**ACTIVITIES**
**a.** According to the debate commentary, at which university was the debate held?
**b.** Restate word for word the part of the debate commentary that opens with the words containing "But there were" and closes with "he opposed it.".

**READING TEXT**

((

Lies, Damned Lies and Last Night’s Debate Between Hillary Clinton and Donald Trump
I wish that the truth did set us free, but unfortunately, I heard a continual string of untruths at last night’s presidential debate. And they were mostly coming from behind just one podium.
Before the debate began, I wrote hoping that Lester Holt, the NBC journalist who moderated the first one-on-one between Hillary Clinton and Donald Trump, would aggressively manage the candidates’ assertions, calling them out when they blatantly lied or misconstrued the facts, and following up if they tried to wiggle away and change the subject. Several times during the long evening, I found myself wondering if Holt had stepped out for a cup of coffee while falsehoods and exaggerations hung in the air of the stage at Hofstra University, unchallenged. At one point, Trump — who interrupted Clinton dozens of times throughout the evening — refused to move on as requested. “Ten seconds,” Holt gave him. I stopped counting at 20. Trump was still talking.
But there were other notable moments when Holt did quietly remind the world, and the candidates, of the facts and challenged Trump to justify or explain his contrasting statements. The IRS said Trump could release his tax returns even though he is being audited. The controversial “stop and frisk” police tactic was ruled unconstitutional. And Trump did support the war in Iraq before he opposed it.

))

**DATASET RECORDS**
((

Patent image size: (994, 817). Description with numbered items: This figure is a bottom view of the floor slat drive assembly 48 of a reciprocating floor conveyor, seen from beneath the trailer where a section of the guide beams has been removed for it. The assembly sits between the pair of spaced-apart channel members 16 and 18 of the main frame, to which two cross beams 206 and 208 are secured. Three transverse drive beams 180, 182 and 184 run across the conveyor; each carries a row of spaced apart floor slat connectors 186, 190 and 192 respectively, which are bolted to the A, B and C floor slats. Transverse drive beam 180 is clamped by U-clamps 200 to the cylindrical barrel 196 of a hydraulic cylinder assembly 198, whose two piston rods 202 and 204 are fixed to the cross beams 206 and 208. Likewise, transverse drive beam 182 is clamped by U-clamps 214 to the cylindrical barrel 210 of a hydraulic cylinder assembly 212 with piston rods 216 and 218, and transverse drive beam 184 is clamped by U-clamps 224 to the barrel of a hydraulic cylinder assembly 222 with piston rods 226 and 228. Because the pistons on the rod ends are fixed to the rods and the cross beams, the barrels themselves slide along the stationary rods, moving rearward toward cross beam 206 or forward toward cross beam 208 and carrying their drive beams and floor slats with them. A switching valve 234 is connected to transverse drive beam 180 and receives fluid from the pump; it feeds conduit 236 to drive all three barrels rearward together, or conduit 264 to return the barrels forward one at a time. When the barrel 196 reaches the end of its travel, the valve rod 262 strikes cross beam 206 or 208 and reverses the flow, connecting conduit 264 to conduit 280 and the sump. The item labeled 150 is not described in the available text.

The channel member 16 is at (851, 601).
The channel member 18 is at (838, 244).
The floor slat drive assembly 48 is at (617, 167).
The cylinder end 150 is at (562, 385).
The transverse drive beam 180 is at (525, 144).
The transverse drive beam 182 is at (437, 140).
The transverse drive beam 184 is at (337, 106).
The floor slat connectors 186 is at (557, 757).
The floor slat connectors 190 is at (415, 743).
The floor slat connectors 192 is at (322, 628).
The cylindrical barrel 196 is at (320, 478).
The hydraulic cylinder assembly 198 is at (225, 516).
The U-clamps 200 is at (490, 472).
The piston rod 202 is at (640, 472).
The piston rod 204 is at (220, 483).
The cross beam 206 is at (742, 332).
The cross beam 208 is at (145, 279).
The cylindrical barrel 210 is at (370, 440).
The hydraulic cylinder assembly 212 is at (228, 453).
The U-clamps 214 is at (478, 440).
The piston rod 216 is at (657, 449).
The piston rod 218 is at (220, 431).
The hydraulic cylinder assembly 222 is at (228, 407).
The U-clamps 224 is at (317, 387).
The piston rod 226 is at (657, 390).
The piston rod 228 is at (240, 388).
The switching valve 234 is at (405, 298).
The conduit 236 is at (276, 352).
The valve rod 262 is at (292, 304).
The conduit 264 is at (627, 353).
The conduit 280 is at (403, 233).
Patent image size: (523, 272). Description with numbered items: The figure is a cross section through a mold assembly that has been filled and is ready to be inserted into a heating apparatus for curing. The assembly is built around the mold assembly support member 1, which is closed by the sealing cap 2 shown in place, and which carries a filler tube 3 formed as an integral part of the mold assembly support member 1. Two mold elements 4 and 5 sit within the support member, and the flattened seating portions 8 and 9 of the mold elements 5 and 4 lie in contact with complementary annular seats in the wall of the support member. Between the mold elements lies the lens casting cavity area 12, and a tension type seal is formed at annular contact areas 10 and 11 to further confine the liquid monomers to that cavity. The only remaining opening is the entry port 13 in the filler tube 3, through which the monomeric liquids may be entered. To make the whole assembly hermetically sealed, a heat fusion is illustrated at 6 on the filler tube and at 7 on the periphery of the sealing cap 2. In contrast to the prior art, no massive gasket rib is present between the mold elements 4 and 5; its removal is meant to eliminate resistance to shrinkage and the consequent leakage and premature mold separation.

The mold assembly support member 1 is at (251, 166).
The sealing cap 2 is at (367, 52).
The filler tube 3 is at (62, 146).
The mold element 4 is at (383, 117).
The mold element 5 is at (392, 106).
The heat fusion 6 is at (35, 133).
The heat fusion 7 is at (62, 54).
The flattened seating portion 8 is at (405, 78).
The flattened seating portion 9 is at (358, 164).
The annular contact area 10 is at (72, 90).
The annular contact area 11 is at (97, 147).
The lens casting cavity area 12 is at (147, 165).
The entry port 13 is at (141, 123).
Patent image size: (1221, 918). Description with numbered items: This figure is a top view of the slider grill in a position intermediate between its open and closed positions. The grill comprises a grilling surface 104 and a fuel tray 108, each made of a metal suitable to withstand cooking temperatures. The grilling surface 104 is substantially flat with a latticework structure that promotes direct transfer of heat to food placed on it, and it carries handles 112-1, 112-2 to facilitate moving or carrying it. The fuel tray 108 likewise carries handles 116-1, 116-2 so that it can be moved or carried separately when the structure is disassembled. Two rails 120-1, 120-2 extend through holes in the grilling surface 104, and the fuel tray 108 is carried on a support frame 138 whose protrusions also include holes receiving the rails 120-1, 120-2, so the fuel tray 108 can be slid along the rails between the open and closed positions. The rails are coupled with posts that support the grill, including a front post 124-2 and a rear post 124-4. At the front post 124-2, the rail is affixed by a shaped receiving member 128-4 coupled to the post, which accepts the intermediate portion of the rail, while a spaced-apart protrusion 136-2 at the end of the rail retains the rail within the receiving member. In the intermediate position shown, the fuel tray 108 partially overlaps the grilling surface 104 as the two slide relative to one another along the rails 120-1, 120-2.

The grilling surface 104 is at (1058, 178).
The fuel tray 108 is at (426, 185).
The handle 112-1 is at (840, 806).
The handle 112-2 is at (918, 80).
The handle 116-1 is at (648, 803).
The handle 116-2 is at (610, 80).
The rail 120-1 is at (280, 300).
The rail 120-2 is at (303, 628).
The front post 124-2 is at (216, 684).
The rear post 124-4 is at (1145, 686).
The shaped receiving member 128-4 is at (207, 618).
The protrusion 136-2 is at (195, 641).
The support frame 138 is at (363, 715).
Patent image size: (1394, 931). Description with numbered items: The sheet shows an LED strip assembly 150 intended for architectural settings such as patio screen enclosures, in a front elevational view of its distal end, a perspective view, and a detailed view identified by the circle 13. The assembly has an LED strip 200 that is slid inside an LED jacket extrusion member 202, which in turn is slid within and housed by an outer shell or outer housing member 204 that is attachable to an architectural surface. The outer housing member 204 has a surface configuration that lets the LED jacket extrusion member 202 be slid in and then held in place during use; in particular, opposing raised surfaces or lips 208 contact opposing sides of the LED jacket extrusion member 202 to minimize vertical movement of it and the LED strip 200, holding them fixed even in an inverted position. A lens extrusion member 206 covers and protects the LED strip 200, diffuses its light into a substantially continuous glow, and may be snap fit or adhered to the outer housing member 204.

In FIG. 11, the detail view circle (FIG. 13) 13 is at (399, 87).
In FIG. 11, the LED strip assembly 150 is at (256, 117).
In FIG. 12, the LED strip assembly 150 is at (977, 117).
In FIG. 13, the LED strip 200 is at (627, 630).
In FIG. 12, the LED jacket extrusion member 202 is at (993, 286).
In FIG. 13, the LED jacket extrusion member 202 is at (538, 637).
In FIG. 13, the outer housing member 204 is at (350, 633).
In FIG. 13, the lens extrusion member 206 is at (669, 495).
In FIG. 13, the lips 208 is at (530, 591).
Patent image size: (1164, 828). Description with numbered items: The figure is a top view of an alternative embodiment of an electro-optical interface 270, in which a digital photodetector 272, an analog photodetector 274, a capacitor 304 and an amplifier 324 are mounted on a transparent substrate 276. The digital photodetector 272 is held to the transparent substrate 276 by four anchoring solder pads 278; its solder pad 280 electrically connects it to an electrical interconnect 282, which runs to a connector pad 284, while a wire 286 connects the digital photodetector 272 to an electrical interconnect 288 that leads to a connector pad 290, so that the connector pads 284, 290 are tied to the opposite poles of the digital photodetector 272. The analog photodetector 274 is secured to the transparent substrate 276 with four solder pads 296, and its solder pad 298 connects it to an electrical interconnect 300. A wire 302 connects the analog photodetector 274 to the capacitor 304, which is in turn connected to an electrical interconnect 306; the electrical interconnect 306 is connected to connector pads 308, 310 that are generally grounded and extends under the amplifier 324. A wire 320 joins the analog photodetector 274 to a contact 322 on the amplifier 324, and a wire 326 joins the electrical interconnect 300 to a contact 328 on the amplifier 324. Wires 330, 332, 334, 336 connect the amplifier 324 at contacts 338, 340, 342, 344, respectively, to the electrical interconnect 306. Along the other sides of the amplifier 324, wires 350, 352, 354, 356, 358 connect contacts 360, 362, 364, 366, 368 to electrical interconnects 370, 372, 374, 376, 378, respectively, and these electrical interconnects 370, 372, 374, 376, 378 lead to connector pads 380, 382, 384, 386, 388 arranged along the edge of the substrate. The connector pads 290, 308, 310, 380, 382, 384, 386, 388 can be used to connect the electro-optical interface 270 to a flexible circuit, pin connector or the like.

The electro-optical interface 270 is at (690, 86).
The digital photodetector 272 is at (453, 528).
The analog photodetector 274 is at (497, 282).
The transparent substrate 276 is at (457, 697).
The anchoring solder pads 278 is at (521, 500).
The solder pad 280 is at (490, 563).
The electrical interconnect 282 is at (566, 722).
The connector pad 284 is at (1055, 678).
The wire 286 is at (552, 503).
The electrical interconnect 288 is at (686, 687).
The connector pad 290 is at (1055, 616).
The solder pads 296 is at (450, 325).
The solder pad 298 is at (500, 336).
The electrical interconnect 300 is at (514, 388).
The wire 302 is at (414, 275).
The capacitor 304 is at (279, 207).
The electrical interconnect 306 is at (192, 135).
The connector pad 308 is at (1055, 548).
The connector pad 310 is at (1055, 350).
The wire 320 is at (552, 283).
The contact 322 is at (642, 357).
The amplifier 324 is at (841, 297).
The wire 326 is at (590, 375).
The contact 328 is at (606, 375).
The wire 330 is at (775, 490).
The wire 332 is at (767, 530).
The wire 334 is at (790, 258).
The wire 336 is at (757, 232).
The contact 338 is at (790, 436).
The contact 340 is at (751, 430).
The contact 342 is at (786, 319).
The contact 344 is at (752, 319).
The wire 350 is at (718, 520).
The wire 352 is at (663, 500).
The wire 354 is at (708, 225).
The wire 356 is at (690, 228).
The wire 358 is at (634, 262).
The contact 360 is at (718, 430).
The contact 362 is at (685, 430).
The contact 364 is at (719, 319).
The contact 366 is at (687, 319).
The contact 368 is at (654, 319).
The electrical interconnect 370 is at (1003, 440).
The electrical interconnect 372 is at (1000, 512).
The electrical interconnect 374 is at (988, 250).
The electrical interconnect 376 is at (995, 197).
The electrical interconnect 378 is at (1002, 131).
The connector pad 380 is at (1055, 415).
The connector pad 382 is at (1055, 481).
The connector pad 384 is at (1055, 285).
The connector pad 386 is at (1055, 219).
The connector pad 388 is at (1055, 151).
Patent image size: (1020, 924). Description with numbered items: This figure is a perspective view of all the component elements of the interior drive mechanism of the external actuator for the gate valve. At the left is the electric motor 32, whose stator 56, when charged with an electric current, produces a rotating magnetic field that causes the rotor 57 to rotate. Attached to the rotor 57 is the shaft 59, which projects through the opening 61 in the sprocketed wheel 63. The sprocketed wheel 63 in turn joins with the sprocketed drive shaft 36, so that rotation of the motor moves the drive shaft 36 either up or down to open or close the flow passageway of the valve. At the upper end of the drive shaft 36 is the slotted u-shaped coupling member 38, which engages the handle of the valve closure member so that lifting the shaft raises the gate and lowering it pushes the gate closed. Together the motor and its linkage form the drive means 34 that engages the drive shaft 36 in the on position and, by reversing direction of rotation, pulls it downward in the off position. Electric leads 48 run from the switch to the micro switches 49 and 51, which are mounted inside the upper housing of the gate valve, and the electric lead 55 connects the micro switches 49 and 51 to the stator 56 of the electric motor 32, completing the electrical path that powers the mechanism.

))

**SOLUTIONS TO EACH TASK**
**a.** Hofstra University

**b.**
But there were other notable moments when Holt did quietly remind the world, and the candidates, of the facts and challenged Trump to justify or explain his contrasting statements. The IRS said Trump could release his tax returns even though he is being audited. The controversial “stop and frisk” police tactic was ruled unconstitutional. And Trump did support the war in Iraq before he opposed it.